*Problem description:*
Copy out each line of the material below that contains the word "World".

*The input:*
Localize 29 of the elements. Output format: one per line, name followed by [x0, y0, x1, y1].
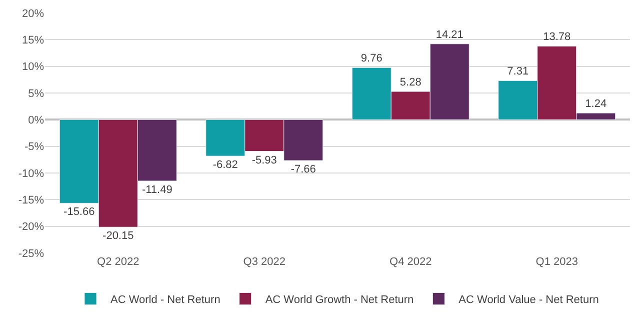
y-tick-label: -5%: [24, 141, 44, 154]
legend-label: AC World - Net Return: [110, 294, 220, 306]
y-tick-label: 0%: [28, 114, 44, 127]
data-label: -7.66: [290, 164, 316, 176]
y-tick-label: 20%: [22, 8, 44, 20]
y-tick-label: 10%: [22, 61, 44, 74]
data-label: -5.93: [252, 154, 277, 166]
data-label: 5.28: [400, 76, 422, 89]
data-label: 13.78: [543, 31, 571, 44]
x-tick-label: Q2 2022: [97, 256, 140, 268]
legend-label: AC World Growth - Net Return: [265, 294, 414, 306]
data-label: 7.31: [507, 66, 529, 78]
y-tick-label: -10%: [18, 168, 44, 180]
data-label: -15.66: [64, 206, 95, 218]
x-tick-label: Q4 2022: [390, 256, 432, 268]
x-tick-label: Q1 2023: [536, 256, 578, 268]
data-label: 1.24: [585, 98, 607, 110]
y-tick-label: 5%: [28, 88, 44, 100]
legend-label: AC World Value - Net Return: [458, 294, 599, 306]
data-label: 9.76: [360, 52, 382, 65]
y-tick-label: -20%: [18, 221, 44, 234]
y-tick-label: -25%: [18, 248, 44, 260]
data-label: -6.82: [212, 159, 238, 172]
y-tick-label: 15%: [22, 34, 44, 47]
x-tick-label: Q3 2022: [243, 256, 286, 268]
data-label: 14.21: [436, 28, 464, 41]
data-label: -20.15: [102, 230, 134, 242]
data-label: -11.49: [142, 184, 172, 196]
y-tick-label: -15%: [18, 194, 44, 207]
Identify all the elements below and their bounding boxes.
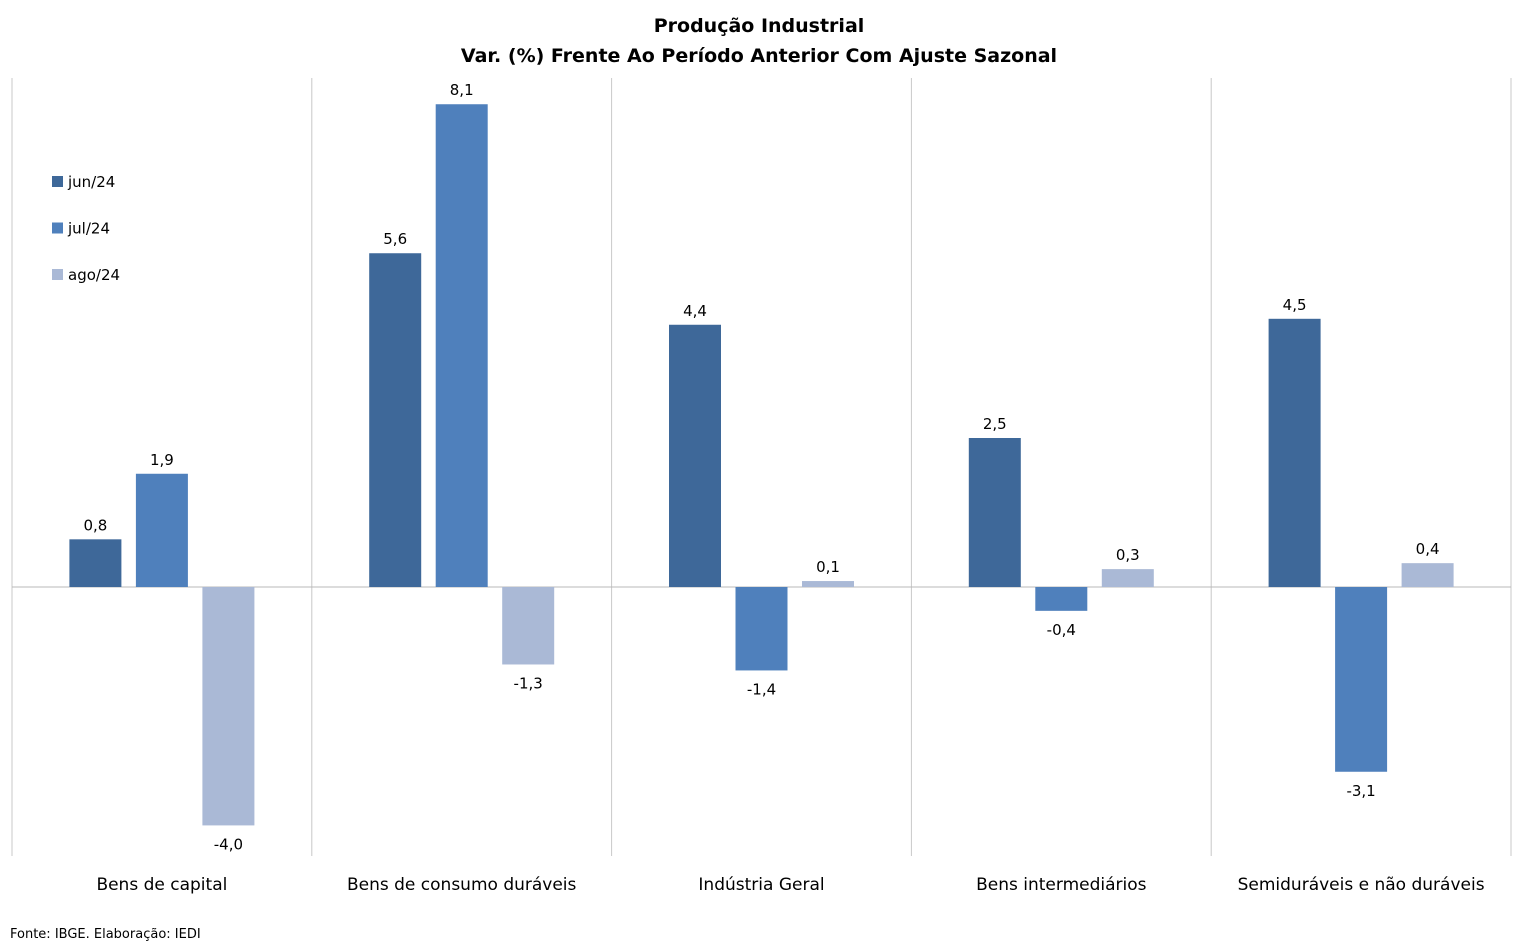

*The result:*
legend-label: AC World - Net Return: [110, 294, 220, 306]
legend-label: AC World Growth - Net Return: [265, 294, 414, 306]
legend-label: AC World Value - Net Return: [458, 294, 599, 306]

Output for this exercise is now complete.